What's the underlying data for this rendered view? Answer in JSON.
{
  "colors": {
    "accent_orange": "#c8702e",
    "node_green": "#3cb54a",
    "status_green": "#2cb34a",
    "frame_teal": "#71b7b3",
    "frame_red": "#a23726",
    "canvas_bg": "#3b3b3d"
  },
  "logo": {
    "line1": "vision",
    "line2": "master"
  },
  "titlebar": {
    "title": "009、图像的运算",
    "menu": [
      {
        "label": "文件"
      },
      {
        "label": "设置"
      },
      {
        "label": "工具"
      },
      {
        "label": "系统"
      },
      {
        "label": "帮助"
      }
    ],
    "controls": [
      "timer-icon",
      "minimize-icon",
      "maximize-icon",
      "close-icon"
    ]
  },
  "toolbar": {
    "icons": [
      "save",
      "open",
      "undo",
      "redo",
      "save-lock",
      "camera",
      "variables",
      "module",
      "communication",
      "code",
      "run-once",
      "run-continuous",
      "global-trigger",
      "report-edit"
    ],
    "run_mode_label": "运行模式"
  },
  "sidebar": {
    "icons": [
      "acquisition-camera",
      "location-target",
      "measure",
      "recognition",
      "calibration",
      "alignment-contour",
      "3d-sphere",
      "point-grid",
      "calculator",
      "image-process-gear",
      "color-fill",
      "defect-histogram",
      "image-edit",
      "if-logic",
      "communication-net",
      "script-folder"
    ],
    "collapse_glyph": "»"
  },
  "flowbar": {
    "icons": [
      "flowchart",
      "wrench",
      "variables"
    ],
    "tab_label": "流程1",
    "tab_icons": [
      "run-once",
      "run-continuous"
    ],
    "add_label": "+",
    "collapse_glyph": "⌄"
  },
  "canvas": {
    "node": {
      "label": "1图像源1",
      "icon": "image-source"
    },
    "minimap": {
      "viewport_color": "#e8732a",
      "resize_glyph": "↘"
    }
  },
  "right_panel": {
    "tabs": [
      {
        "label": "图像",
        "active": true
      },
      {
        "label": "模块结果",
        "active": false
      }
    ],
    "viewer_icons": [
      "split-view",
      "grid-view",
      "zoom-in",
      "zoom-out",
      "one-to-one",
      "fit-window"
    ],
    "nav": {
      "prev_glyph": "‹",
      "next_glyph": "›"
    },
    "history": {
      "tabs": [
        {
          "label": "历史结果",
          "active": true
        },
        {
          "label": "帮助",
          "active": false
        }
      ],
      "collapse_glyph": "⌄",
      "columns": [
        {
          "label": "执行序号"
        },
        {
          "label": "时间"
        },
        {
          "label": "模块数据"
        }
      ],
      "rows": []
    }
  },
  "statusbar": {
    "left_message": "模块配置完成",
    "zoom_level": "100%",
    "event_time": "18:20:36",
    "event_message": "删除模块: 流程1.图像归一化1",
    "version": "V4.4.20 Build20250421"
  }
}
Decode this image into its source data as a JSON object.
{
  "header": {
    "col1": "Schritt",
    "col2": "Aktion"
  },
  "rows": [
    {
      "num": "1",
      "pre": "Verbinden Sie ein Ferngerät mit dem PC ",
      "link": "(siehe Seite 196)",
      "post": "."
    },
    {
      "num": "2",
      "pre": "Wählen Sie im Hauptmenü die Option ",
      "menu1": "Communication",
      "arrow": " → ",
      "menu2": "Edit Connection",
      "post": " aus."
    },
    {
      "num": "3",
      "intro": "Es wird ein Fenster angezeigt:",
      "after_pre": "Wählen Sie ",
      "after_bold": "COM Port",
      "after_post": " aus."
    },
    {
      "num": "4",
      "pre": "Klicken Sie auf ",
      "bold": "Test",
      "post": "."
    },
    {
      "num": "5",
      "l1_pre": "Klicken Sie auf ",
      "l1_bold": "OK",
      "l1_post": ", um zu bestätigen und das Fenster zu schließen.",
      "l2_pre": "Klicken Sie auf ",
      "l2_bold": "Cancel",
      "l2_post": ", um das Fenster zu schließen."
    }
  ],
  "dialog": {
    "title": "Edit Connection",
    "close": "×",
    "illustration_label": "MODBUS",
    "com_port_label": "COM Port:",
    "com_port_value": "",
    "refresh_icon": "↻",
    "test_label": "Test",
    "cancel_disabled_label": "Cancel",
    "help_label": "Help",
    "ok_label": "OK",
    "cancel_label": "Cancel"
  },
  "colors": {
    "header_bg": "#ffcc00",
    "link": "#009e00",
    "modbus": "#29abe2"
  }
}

* AIM *
Word for word, write out all of the data above.

* OUTPUT FOR THIS EXERCISE *
What's the underlying data for this rendered view? Answer in JSON.
{
  "colors": {
    "accent_orange": "#c8702e",
    "node_green": "#3cb54a",
    "status_green": "#2cb34a",
    "frame_teal": "#71b7b3",
    "frame_red": "#a23726",
    "canvas_bg": "#3b3b3d"
  },
  "logo": {
    "line1": "vision",
    "line2": "master"
  },
  "titlebar": {
    "title": "009、图像的运算",
    "menu": [
      {
        "label": "文件"
      },
      {
        "label": "设置"
      },
      {
        "label": "工具"
      },
      {
        "label": "系统"
      },
      {
        "label": "帮助"
      }
    ],
    "controls": [
      "timer-icon",
      "minimize-icon",
      "maximize-icon",
      "close-icon"
    ]
  },
  "toolbar": {
    "icons": [
      "save",
      "open",
      "undo",
      "redo",
      "save-lock",
      "camera",
      "variables",
      "module",
      "communication",
      "code",
      "run-once",
      "run-continuous",
      "global-trigger",
      "report-edit"
    ],
    "run_mode_label": "运行模式"
  },
  "sidebar": {
    "icons": [
      "acquisition-camera",
      "location-target",
      "measure",
      "recognition",
      "calibration",
      "alignment-contour",
      "3d-sphere",
      "point-grid",
      "calculator",
      "image-process-gear",
      "color-fill",
      "defect-histogram",
      "image-edit",
      "if-logic",
      "communication-net",
      "script-folder"
    ],
    "collapse_glyph": "»"
  },
  "flowbar": {
    "icons": [
      "flowchart",
      "wrench",
      "variables"
    ],
    "tab_label": "流程1",
    "tab_icons": [
      "run-once",
      "run-continuous"
    ],
    "add_label": "+",
    "collapse_glyph": "⌄"
  },
  "canvas": {
    "node": {
      "label": "1图像源1",
      "icon": "image-source"
    },
    "minimap": {
      "viewport_color": "#e8732a",
      "resize_glyph": "↘"
    }
  },
  "right_panel": {
    "tabs": [
      {
        "label": "图像",
        "active": true
      },
      {
        "label": "模块结果",
        "active": false
      }
    ],
    "viewer_icons": [
      "split-view",
      "grid-view",
      "zoom-in",
      "zoom-out",
      "one-to-one",
      "fit-window"
    ],
    "nav": {
      "prev_glyph": "‹",
      "next_glyph": "›"
    },
    "history": {
      "tabs": [
        {
          "label": "历史结果",
          "active": true
        },
        {
          "label": "帮助",
          "active": false
        }
      ],
      "collapse_glyph": "⌄",
      "columns": [
        {
          "label": "执行序号"
        },
        {
          "label": "时间"
        },
        {
          "label": "模块数据"
        }
      ],
      "rows": []
    }
  },
  "statusbar": {
    "left_message": "模块配置完成",
    "zoom_level": "100%",
    "event_time": "18:20:36",
    "event_message": "删除模块: 流程1.图像归一化1",
    "version": "V4.4.20 Build20250421"
  }
}
Decode this image into its source data as a JSON object.
{
  "header": {
    "col1": "Schritt",
    "col2": "Aktion"
  },
  "rows": [
    {
      "num": "1",
      "pre": "Verbinden Sie ein Ferngerät mit dem PC ",
      "link": "(siehe Seite 196)",
      "post": "."
    },
    {
      "num": "2",
      "pre": "Wählen Sie im Hauptmenü die Option ",
      "menu1": "Communication",
      "arrow": " → ",
      "menu2": "Edit Connection",
      "post": " aus."
    },
    {
      "num": "3",
      "intro": "Es wird ein Fenster angezeigt:",
      "after_pre": "Wählen Sie ",
      "after_bold": "COM Port",
      "after_post": " aus."
    },
    {
      "num": "4",
      "pre": "Klicken Sie auf ",
      "bold": "Test",
      "post": "."
    },
    {
      "num": "5",
      "l1_pre": "Klicken Sie auf ",
      "l1_bold": "OK",
      "l1_post": ", um zu bestätigen und das Fenster zu schließen.",
      "l2_pre": "Klicken Sie auf ",
      "l2_bold": "Cancel",
      "l2_post": ", um das Fenster zu schließen."
    }
  ],
  "dialog": {
    "title": "Edit Connection",
    "close": "×",
    "illustration_label": "MODBUS",
    "com_port_label": "COM Port:",
    "com_port_value": "",
    "refresh_icon": "↻",
    "test_label": "Test",
    "cancel_disabled_label": "Cancel",
    "help_label": "Help",
    "ok_label": "OK",
    "cancel_label": "Cancel"
  },
  "colors": {
    "header_bg": "#ffcc00",
    "link": "#009e00",
    "modbus": "#29abe2"
  }
}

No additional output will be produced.